+++ DATA FOR THIS EXERCISE +++

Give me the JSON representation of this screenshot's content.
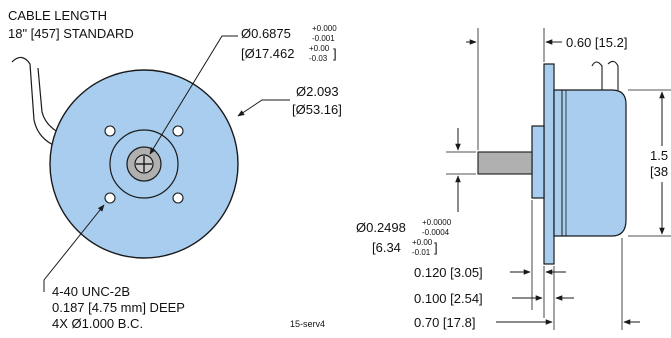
{
  "colors": {
    "part_fill": "#a8cdee",
    "part_stroke": "#1a1a1a",
    "hub_fill": "#b0b0b0",
    "line": "#1a1a1a",
    "background": "#ffffff"
  },
  "front_view": {
    "cable_label_line1": "CABLE LENGTH",
    "cable_label_line2": "18\" [457] STANDARD",
    "pilot_dia_label": "Ø0.6875",
    "pilot_dia_tol_upper": "+0.000",
    "pilot_dia_tol_lower": "-0.001",
    "pilot_dia_metric_label": "[Ø17.462",
    "pilot_dia_metric_tol_upper": "+0.00",
    "pilot_dia_metric_tol_lower": "-0.03",
    "pilot_dia_metric_close": "]",
    "body_dia_label": "Ø2.093",
    "body_dia_metric_label": "[Ø53.16]",
    "hole_label_line1": "4-40 UNC-2B",
    "hole_label_line2": "0.187 [4.75 mm] DEEP",
    "hole_label_line3": "4X Ø1.000 B.C.",
    "figure_id": "15-serv4"
  },
  "side_view": {
    "flange_thickness_label": "0.60 [15.2]",
    "length_label_partial": "1.5",
    "length_metric_partial": "[38",
    "shaft_dia_label": "Ø0.2498",
    "shaft_dia_tol_upper": "+0.0000",
    "shaft_dia_tol_lower": "-0.0004",
    "shaft_dia_metric_label": "[6.34",
    "shaft_dia_metric_tol_upper": "+0.00",
    "shaft_dia_metric_tol_lower": "-0.01",
    "shaft_dia_metric_close": "]",
    "pilot_len_label": "0.120 [3.05]",
    "flange_len_label": "0.100 [2.54]",
    "overall_label": "0.70 [17.8]"
  }
}
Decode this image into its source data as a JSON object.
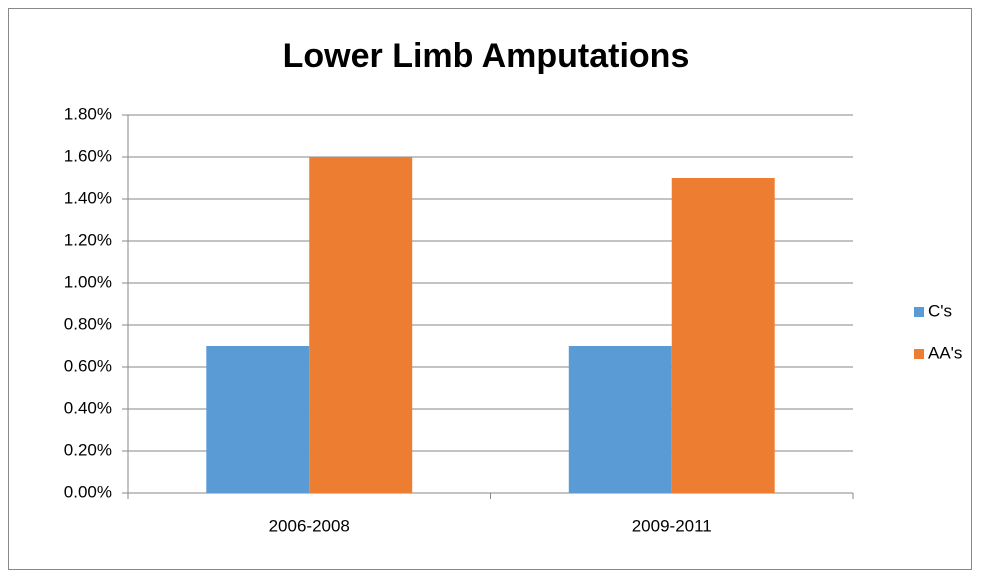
{
  "chart_data": {
    "type": "bar",
    "title": "Lower Limb Amputations",
    "categories": [
      "2006-2008",
      "2009-2011"
    ],
    "series": [
      {
        "name": "C's",
        "color": "#5b9bd5",
        "values": [
          0.7,
          0.7
        ]
      },
      {
        "name": "AA's",
        "color": "#ed7d31",
        "values": [
          1.6,
          1.5
        ]
      }
    ],
    "ylim": [
      0,
      1.8
    ],
    "yticks": [
      {
        "value": 0,
        "label": "0.00%"
      },
      {
        "value": 0.2,
        "label": "0.20%"
      },
      {
        "value": 0.4,
        "label": "0.40%"
      },
      {
        "value": 0.6,
        "label": "0.60%"
      },
      {
        "value": 0.8,
        "label": "0.80%"
      },
      {
        "value": 1.0,
        "label": "1.00%"
      },
      {
        "value": 1.2,
        "label": "1.20%"
      },
      {
        "value": 1.4,
        "label": "1.40%"
      },
      {
        "value": 1.6,
        "label": "1.60%"
      },
      {
        "value": 1.8,
        "label": "1.80%"
      }
    ],
    "grid": true,
    "legend": "right"
  }
}
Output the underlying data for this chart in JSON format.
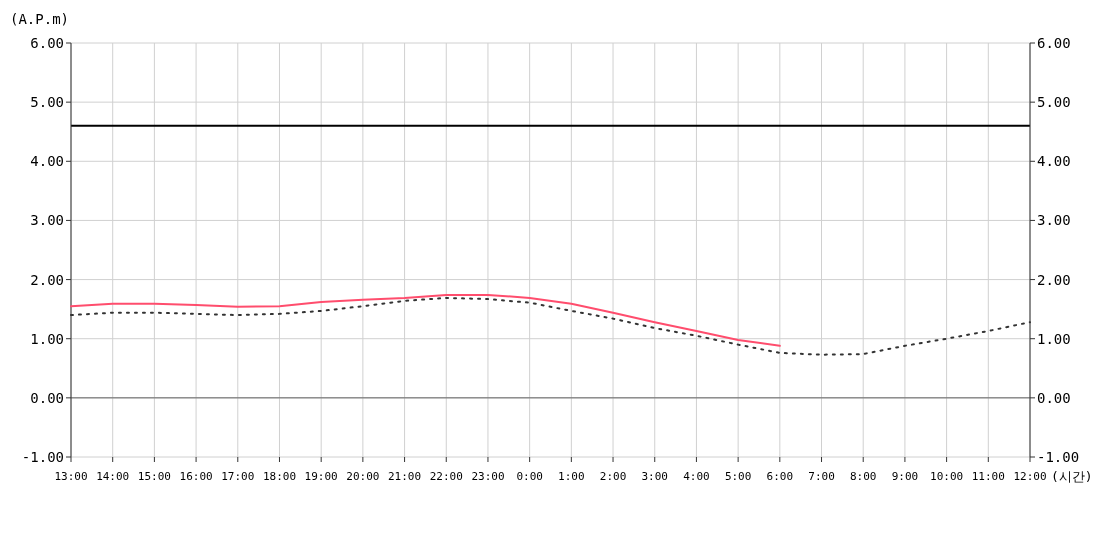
{
  "chart_data": {
    "type": "line",
    "xlabel": "(시간)",
    "ylabel": "(A.P.m)",
    "categories": [
      "13:00",
      "14:00",
      "15:00",
      "16:00",
      "17:00",
      "18:00",
      "19:00",
      "20:00",
      "21:00",
      "22:00",
      "23:00",
      "0:00",
      "1:00",
      "2:00",
      "3:00",
      "4:00",
      "5:00",
      "6:00",
      "7:00",
      "8:00",
      "9:00",
      "10:00",
      "11:00",
      "12:00"
    ],
    "series": [
      {
        "color": "#ff4d6d",
        "line_style": "solid",
        "values": [
          1.55,
          1.59,
          1.59,
          1.57,
          1.54,
          1.55,
          1.62,
          1.66,
          1.69,
          1.74,
          1.74,
          1.69,
          1.59,
          1.44,
          1.28,
          1.13,
          0.98,
          0.88,
          null,
          null,
          null,
          null,
          null,
          null
        ]
      },
      {
        "color": "#333333",
        "line_style": "dotted",
        "values": [
          1.4,
          1.44,
          1.44,
          1.42,
          1.4,
          1.42,
          1.47,
          1.55,
          1.64,
          1.69,
          1.67,
          1.61,
          1.47,
          1.34,
          1.18,
          1.05,
          0.9,
          0.76,
          0.73,
          0.74,
          0.88,
          1.0,
          1.13,
          1.28
        ]
      }
    ],
    "ylim": [
      -1,
      6
    ],
    "yticks": [
      {
        "value": -1,
        "label": "-1.00"
      },
      {
        "value": 0,
        "label": "0.00"
      },
      {
        "value": 1,
        "label": "1.00"
      },
      {
        "value": 2,
        "label": "2.00"
      },
      {
        "value": 3,
        "label": "3.00"
      },
      {
        "value": 4,
        "label": "4.00"
      },
      {
        "value": 5,
        "label": "5.00"
      },
      {
        "value": 6,
        "label": "6.00"
      }
    ],
    "y2lim": [
      -1,
      6
    ],
    "y2ticks": [
      {
        "value": -1,
        "label": "-1.00"
      },
      {
        "value": 0,
        "label": "0.00"
      },
      {
        "value": 1,
        "label": "1.00"
      },
      {
        "value": 2,
        "label": "2.00"
      },
      {
        "value": 3,
        "label": "3.00"
      },
      {
        "value": 4,
        "label": "4.00"
      },
      {
        "value": 5,
        "label": "5.00"
      },
      {
        "value": 6,
        "label": "6.00"
      }
    ],
    "ref_lines": [
      {
        "axis": "y",
        "value": 4.6,
        "color": "#000000"
      },
      {
        "axis": "y",
        "value": 0,
        "color": "#666666"
      }
    ],
    "grid": true,
    "marker": "none"
  }
}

+++

— WHAT YOU HAVE TO DO —
Pull every line containing "JSON" from the material above.

— TASK RESULT —
Give me the JSON representation of this screenshot's content.
Decode this image into its source data as a JSON object.
Output the underlying data for this chart in JSON format.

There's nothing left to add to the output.